## Task goal
Repeat the part of the data below that opens with the line containing "board-cell[interactable] <box>87 182" and closes with the line containing "piece-kanji: 玉将 <box>68 243 78 263</box>", including both of those lines.

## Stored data
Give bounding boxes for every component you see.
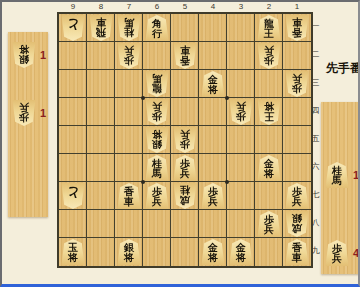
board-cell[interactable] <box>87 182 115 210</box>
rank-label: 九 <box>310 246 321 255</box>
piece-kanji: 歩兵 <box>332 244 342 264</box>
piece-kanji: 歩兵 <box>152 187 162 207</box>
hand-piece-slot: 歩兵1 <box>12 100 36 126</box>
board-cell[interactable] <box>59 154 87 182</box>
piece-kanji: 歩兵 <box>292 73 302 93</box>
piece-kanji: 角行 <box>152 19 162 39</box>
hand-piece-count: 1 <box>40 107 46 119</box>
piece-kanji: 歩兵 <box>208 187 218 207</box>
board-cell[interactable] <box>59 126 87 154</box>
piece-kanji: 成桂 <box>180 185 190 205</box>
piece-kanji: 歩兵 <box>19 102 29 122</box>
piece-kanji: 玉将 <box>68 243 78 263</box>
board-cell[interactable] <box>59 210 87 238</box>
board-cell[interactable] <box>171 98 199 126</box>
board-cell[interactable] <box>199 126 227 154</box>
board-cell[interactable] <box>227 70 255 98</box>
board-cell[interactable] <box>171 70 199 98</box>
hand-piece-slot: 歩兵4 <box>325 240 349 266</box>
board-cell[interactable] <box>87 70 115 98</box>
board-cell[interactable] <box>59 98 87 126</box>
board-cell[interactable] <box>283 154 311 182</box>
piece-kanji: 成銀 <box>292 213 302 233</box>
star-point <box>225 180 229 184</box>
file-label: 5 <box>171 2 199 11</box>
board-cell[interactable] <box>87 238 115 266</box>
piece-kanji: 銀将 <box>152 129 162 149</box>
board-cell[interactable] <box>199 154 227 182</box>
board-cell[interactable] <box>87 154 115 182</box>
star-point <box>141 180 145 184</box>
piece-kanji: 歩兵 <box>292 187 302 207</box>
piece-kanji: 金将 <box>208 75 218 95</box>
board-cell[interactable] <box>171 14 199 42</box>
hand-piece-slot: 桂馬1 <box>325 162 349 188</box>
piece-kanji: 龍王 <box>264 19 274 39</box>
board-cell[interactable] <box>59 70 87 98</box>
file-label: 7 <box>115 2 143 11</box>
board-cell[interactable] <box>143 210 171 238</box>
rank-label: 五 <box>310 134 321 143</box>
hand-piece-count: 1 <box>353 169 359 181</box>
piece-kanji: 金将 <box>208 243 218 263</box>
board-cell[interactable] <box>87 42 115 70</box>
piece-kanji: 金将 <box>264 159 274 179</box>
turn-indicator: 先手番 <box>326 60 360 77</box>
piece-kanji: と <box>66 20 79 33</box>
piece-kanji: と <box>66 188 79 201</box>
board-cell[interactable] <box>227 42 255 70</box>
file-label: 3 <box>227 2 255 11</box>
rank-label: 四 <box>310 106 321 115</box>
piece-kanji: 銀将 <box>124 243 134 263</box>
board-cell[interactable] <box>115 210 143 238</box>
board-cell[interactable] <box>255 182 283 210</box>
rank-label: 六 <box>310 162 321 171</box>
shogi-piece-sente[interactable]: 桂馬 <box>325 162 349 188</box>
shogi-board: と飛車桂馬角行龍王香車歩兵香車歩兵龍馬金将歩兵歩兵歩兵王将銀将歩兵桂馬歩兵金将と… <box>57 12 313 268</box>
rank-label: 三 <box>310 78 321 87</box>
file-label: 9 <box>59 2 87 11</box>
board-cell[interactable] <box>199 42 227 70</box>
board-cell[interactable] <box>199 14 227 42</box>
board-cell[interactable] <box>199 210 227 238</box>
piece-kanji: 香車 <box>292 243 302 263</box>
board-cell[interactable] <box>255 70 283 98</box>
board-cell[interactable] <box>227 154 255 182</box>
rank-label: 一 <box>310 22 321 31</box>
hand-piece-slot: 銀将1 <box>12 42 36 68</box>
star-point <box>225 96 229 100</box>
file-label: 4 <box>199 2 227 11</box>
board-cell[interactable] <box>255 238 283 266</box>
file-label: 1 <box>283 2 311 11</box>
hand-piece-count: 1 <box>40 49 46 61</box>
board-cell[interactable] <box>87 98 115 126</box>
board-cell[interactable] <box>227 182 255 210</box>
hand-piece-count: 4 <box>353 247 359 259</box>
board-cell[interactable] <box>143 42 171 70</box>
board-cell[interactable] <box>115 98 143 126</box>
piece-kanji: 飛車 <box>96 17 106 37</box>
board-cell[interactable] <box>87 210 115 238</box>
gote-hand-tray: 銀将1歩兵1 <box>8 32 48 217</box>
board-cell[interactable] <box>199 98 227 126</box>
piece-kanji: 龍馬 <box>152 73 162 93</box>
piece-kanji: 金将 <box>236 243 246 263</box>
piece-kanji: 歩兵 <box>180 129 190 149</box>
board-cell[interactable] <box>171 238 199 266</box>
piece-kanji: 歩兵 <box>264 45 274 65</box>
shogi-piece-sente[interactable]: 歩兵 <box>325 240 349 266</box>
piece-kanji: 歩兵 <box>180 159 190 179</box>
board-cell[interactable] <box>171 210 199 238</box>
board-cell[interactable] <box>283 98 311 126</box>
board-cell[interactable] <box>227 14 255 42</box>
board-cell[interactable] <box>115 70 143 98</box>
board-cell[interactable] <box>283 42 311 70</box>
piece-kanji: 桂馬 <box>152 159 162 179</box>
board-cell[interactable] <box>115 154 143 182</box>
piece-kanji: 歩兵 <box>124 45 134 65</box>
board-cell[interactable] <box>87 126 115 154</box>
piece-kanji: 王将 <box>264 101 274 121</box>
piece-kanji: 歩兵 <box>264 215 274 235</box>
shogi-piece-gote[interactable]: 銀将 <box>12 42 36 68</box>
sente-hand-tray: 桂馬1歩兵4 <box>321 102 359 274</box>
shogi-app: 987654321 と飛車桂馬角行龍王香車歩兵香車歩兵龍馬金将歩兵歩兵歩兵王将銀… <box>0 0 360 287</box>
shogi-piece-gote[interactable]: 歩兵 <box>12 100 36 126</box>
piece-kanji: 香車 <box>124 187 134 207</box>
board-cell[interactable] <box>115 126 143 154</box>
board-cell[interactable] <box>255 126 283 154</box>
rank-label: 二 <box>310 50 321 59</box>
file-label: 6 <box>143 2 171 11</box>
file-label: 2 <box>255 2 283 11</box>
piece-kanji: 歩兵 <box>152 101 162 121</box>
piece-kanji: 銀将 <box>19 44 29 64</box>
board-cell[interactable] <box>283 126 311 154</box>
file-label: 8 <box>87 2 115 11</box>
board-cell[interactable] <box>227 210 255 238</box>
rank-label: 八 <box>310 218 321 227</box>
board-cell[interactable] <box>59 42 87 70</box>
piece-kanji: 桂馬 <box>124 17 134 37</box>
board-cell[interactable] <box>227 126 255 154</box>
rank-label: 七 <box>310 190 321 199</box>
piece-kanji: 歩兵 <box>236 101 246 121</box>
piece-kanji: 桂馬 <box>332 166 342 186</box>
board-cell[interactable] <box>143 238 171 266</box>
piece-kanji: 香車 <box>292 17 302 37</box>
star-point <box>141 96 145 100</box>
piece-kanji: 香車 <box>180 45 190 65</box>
...
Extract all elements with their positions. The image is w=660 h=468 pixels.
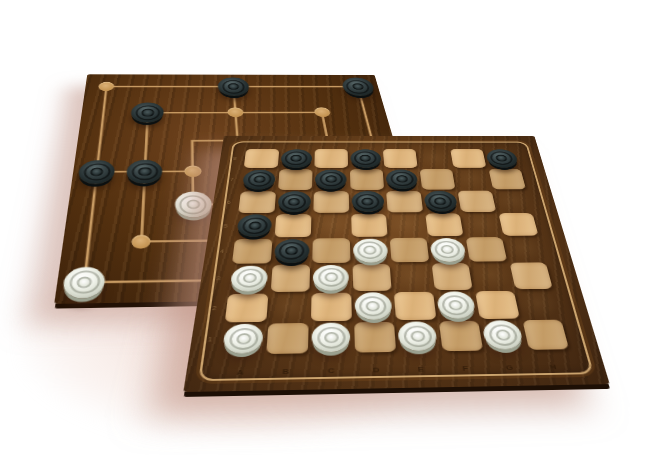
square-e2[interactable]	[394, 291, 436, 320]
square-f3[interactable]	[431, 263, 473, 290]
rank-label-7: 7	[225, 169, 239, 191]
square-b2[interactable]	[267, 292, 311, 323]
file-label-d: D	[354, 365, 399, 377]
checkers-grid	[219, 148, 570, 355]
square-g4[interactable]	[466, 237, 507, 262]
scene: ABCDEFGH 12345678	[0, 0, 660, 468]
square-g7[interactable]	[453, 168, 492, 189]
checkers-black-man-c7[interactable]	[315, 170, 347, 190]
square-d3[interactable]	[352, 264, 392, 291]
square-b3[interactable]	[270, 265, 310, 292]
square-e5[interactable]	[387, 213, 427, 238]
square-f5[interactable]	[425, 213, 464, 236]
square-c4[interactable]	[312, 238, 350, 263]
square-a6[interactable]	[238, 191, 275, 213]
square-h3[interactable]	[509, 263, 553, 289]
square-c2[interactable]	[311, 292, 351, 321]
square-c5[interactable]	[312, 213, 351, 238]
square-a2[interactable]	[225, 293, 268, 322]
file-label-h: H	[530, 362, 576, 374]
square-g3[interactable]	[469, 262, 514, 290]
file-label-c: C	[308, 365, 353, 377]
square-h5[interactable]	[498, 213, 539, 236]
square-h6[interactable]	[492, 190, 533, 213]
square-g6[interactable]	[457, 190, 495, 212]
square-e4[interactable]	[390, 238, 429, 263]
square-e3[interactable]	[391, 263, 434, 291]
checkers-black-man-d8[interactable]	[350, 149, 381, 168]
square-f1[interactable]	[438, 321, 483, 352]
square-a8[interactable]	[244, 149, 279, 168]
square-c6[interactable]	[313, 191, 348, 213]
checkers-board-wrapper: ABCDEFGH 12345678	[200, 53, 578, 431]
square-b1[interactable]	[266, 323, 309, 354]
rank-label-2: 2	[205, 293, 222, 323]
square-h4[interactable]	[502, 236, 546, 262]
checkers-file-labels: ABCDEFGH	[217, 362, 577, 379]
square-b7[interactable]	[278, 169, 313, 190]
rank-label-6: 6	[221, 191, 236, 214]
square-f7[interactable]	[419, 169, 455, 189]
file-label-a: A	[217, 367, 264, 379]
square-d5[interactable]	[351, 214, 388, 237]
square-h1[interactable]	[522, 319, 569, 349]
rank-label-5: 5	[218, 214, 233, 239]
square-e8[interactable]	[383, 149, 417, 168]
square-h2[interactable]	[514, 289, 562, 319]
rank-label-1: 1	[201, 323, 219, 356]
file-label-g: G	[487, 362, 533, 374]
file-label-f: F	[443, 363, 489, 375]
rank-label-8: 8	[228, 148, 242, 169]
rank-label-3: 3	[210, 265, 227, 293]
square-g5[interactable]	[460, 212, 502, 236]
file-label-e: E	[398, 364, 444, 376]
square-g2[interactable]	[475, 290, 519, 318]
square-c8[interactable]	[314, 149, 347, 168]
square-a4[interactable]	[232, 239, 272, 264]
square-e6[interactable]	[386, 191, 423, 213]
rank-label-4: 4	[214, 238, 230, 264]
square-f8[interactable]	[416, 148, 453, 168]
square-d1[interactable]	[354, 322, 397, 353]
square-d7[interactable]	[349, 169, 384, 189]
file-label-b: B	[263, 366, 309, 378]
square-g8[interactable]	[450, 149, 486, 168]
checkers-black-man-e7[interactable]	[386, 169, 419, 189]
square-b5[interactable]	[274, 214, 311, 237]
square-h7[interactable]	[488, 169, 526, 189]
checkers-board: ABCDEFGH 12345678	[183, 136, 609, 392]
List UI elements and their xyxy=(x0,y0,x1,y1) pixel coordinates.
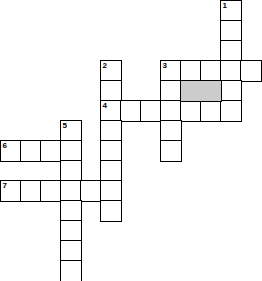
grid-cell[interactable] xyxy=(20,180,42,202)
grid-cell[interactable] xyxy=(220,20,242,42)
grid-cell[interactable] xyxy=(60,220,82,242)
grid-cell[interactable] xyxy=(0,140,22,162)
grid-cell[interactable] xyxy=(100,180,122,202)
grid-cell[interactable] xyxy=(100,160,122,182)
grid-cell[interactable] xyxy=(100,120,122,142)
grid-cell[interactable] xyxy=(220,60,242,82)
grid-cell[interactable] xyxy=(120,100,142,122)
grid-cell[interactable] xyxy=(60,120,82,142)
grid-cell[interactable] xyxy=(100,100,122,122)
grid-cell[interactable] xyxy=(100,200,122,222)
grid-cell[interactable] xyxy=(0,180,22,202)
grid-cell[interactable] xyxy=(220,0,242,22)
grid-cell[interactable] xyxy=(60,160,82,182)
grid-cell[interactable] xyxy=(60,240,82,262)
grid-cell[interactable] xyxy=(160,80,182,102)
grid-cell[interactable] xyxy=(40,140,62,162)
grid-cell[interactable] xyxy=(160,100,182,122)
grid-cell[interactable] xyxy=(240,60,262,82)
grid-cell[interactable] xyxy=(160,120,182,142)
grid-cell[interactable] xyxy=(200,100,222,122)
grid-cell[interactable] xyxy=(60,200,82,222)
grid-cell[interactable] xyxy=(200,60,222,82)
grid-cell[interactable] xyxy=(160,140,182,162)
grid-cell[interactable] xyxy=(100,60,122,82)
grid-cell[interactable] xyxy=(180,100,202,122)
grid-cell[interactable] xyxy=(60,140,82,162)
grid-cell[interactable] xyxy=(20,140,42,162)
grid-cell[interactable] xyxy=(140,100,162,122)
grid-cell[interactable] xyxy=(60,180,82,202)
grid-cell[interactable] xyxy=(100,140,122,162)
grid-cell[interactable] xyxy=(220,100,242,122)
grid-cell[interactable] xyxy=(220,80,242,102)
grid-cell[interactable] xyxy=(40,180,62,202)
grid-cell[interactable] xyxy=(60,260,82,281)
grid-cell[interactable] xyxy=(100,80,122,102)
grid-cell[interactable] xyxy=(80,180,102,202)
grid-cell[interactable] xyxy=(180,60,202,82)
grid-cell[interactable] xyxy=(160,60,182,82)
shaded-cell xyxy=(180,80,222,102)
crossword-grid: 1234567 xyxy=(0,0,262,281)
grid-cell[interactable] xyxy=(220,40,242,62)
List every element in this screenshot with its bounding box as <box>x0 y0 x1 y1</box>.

## Finished answer
board-cell[interactable] <box>87 182 115 210</box>
rank-label: 九 <box>310 246 321 255</box>
piece-kanji: 歩兵 <box>332 244 342 264</box>
piece-kanji: 歩兵 <box>152 187 162 207</box>
hand-piece-slot: 歩兵1 <box>12 100 36 126</box>
board-cell[interactable] <box>59 154 87 182</box>
piece-kanji: 歩兵 <box>292 73 302 93</box>
piece-kanji: 角行 <box>152 19 162 39</box>
hand-piece-count: 1 <box>40 107 46 119</box>
piece-kanji: 歩兵 <box>208 187 218 207</box>
board-cell[interactable] <box>59 126 87 154</box>
piece-kanji: 成桂 <box>180 185 190 205</box>
piece-kanji: 歩兵 <box>19 102 29 122</box>
piece-kanji: 玉将 <box>68 243 78 263</box>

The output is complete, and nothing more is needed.